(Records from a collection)
====================

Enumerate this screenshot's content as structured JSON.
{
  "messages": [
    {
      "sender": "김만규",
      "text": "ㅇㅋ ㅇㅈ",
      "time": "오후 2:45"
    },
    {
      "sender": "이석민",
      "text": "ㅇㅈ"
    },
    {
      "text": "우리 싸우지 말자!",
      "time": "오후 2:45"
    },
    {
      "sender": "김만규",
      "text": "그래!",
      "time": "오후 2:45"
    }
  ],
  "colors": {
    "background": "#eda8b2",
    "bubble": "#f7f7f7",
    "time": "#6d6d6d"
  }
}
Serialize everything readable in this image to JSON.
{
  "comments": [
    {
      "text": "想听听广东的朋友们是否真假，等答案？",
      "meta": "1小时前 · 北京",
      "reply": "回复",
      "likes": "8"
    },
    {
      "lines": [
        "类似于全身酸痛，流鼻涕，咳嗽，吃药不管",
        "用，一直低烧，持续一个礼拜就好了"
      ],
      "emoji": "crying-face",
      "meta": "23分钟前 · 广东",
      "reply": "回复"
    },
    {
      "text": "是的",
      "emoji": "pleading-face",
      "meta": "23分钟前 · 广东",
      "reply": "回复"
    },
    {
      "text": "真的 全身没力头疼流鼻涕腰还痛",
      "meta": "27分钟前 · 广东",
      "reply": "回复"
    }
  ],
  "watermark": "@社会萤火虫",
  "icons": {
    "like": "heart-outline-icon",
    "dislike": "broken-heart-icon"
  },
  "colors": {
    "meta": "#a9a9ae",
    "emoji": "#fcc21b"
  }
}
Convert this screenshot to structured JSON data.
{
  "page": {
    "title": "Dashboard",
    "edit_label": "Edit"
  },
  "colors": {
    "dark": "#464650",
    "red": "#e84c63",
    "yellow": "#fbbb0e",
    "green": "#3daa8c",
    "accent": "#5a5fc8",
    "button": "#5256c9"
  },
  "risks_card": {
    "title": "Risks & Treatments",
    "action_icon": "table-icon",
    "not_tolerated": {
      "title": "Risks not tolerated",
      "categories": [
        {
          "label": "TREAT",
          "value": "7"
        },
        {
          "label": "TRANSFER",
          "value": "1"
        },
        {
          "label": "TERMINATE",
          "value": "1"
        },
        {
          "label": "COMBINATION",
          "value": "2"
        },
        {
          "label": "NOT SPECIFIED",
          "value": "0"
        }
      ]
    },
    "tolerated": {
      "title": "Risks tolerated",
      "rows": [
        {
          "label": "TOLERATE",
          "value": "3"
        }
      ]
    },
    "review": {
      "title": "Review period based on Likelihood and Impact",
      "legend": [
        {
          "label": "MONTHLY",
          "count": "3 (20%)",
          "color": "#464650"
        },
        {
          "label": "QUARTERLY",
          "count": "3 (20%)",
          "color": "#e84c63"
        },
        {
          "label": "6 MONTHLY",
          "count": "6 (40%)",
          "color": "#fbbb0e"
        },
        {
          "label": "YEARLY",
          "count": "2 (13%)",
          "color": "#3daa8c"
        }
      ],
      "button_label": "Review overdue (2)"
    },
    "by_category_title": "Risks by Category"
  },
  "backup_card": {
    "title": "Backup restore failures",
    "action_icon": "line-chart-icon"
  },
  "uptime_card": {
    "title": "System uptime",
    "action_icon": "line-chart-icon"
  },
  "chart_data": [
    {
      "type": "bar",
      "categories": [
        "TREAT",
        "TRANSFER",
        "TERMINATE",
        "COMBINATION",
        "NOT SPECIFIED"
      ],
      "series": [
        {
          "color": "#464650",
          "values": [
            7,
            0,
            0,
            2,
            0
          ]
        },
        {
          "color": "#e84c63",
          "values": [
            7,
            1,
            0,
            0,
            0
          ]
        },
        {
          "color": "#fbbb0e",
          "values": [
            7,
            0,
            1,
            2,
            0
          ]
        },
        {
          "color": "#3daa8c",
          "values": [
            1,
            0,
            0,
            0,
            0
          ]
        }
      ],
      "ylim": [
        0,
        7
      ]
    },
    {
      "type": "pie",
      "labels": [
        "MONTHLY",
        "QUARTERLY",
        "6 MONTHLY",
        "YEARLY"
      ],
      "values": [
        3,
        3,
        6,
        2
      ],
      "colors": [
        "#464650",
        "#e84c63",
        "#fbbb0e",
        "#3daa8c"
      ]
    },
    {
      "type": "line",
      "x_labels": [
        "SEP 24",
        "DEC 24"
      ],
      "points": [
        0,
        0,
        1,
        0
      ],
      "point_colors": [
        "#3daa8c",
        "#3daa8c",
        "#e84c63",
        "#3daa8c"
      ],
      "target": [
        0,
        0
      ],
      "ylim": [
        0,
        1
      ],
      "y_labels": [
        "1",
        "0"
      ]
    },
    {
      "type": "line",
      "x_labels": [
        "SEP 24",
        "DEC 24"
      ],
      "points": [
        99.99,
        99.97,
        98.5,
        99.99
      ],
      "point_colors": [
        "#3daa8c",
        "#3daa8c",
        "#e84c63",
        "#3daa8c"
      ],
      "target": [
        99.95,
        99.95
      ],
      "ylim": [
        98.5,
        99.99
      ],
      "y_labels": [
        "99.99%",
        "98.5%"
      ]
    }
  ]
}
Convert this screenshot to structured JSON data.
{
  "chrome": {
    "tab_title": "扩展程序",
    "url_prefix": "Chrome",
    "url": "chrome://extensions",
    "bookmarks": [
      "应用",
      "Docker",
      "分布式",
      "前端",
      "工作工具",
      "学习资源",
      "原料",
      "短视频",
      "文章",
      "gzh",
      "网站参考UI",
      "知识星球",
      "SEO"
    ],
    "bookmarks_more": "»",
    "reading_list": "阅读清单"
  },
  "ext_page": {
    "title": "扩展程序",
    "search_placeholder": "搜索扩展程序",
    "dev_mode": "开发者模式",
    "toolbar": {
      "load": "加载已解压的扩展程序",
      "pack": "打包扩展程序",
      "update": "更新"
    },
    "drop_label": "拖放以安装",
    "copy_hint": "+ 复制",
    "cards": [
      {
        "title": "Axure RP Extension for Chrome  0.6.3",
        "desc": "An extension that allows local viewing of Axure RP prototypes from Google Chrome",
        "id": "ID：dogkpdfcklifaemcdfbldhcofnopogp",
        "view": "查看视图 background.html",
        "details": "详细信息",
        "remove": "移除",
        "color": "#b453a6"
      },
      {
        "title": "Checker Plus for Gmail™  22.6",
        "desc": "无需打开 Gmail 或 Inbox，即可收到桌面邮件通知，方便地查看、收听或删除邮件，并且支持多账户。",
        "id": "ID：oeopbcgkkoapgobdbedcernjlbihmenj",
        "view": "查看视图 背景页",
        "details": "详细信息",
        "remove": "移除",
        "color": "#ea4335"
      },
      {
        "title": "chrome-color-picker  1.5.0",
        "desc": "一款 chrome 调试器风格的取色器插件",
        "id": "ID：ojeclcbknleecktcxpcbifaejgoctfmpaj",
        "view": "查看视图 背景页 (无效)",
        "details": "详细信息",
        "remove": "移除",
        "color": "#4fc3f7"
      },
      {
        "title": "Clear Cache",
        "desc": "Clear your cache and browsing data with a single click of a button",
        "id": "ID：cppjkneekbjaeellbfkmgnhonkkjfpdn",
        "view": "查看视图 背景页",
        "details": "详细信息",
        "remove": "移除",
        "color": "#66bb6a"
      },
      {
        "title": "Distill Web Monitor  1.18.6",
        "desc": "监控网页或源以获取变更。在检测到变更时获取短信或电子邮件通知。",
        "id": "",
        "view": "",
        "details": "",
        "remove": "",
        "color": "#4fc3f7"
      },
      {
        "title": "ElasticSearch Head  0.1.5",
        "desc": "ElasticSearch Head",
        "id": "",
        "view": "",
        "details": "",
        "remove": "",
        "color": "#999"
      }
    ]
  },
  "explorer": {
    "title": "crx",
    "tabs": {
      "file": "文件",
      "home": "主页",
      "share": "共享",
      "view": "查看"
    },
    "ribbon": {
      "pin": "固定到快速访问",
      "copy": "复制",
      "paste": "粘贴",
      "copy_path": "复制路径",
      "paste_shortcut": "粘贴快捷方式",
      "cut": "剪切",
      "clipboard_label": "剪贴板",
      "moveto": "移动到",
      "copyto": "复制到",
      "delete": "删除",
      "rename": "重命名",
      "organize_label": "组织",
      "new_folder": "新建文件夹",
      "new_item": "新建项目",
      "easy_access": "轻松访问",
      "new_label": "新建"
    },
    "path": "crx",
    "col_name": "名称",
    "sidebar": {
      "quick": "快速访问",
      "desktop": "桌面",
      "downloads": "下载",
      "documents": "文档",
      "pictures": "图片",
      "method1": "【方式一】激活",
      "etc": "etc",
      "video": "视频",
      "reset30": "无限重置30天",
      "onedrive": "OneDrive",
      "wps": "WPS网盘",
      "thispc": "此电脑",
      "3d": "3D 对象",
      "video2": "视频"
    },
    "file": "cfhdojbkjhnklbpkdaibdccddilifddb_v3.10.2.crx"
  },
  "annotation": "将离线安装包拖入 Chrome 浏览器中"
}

====================

## STATED TASK
Isolate the lines above that contain the word "meta" and copy them.

## THE ANSWER
      "meta": "1小时前 · 北京",
      "meta": "23分钟前 · 广东",
      "meta": "23分钟前 · 广东",
      "meta": "27分钟前 · 广东",
    "meta": "#a9a9ae",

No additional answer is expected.